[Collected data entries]
————
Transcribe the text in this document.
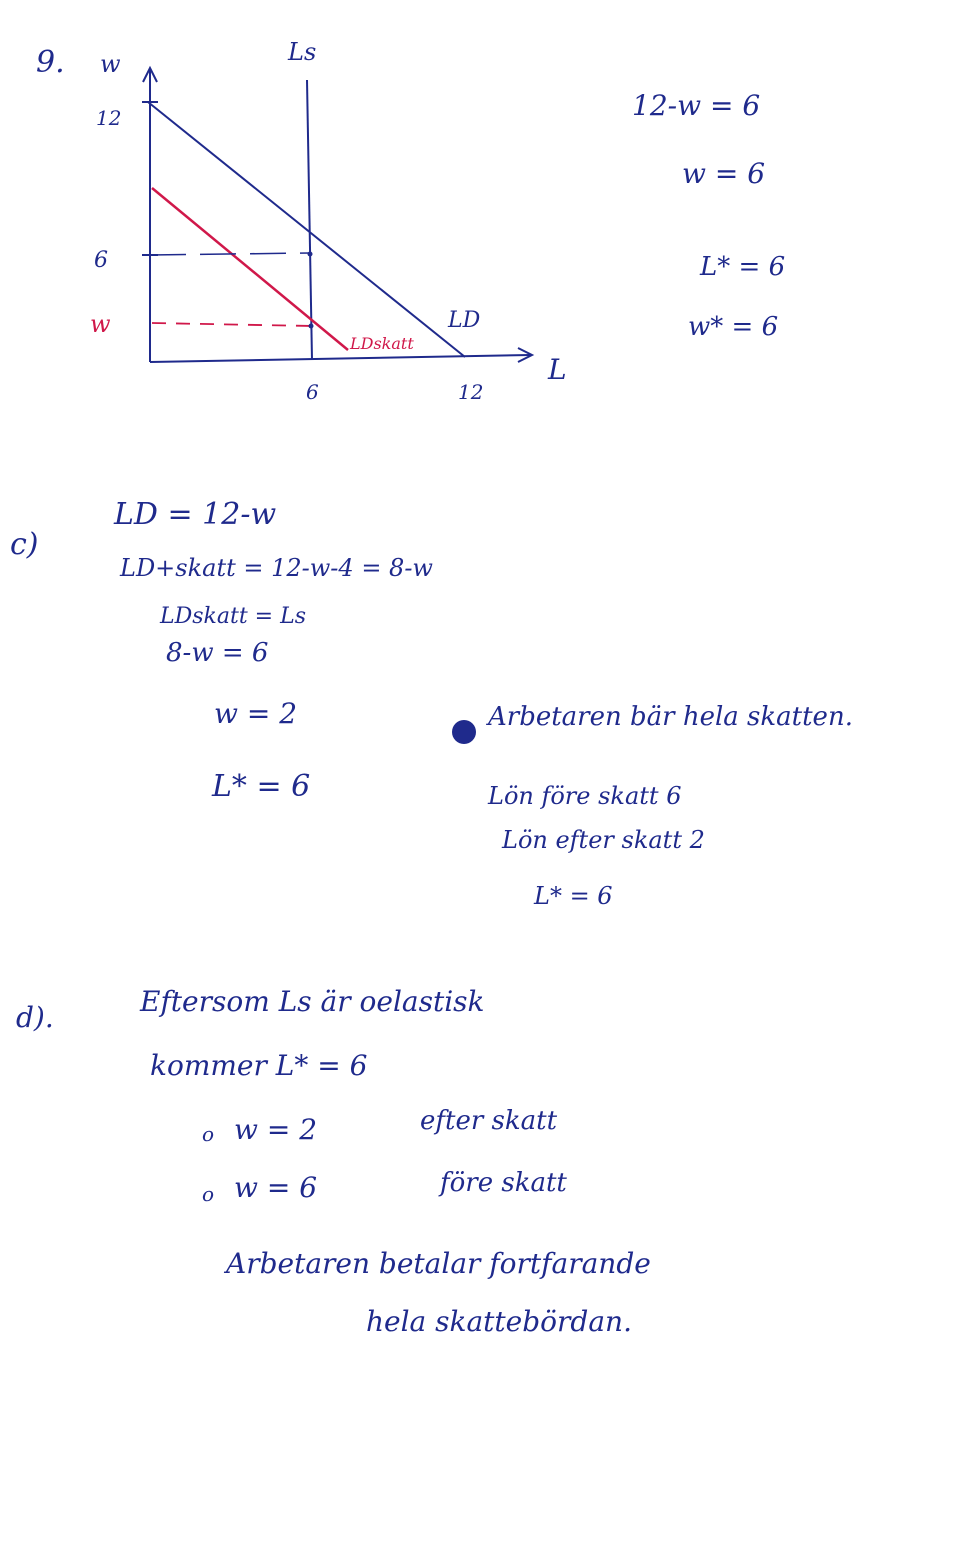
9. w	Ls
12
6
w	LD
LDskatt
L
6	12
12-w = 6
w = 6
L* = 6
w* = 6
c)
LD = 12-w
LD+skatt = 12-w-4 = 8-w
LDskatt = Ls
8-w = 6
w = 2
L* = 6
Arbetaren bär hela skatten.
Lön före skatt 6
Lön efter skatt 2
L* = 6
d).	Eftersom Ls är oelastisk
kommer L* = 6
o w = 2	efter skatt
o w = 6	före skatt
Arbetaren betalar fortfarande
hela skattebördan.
————
- PROBLEM DETAILS -
Transcribe every entry above exactly. Omit all pictures.

- TASK OUTPUT -
Transcribe the text in this document.
9. w	Ls
12
6
w	LD
LDskatt
L
6	12
12-w = 6
w = 6
L* = 6
w* = 6
c)
LD = 12-w
LD+skatt = 12-w-4 = 8-w
LDskatt = Ls
8-w = 6
w = 2
L* = 6
Arbetaren bär hela skatten.
Lön före skatt 6
Lön efter skatt 2
L* = 6
d).	Eftersom Ls är oelastisk
kommer L* = 6
o w = 2	efter skatt
o w = 6	före skatt
Arbetaren betalar fortfarande
hela skattebördan.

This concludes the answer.